■ Required task
Find each line with the word "nand" in it, then give the total alone.

■ Raw records
----

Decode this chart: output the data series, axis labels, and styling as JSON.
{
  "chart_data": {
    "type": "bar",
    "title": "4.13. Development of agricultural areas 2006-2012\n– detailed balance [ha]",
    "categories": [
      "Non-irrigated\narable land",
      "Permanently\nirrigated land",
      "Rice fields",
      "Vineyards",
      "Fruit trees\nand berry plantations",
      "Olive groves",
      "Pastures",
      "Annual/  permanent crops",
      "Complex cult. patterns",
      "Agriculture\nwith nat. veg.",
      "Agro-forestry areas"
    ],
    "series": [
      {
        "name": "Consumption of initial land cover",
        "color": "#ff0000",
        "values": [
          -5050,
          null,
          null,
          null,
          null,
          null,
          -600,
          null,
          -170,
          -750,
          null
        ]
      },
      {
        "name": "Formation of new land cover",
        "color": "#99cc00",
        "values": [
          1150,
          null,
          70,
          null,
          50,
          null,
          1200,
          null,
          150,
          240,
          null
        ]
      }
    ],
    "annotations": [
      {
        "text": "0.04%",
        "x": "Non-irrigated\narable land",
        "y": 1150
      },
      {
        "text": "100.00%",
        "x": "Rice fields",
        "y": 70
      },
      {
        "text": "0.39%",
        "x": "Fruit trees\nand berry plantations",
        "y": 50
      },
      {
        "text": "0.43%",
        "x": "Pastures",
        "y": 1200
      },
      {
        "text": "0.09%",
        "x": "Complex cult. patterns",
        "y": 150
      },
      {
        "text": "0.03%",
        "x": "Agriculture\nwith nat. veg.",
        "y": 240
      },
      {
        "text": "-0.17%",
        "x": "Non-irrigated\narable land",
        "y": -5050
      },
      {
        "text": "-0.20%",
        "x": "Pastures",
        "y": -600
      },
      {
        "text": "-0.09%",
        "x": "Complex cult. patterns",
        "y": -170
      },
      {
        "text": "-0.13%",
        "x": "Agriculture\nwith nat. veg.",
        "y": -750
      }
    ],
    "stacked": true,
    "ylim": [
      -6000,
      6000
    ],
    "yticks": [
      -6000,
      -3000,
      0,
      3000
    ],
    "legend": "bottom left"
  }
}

----

■ Task output
2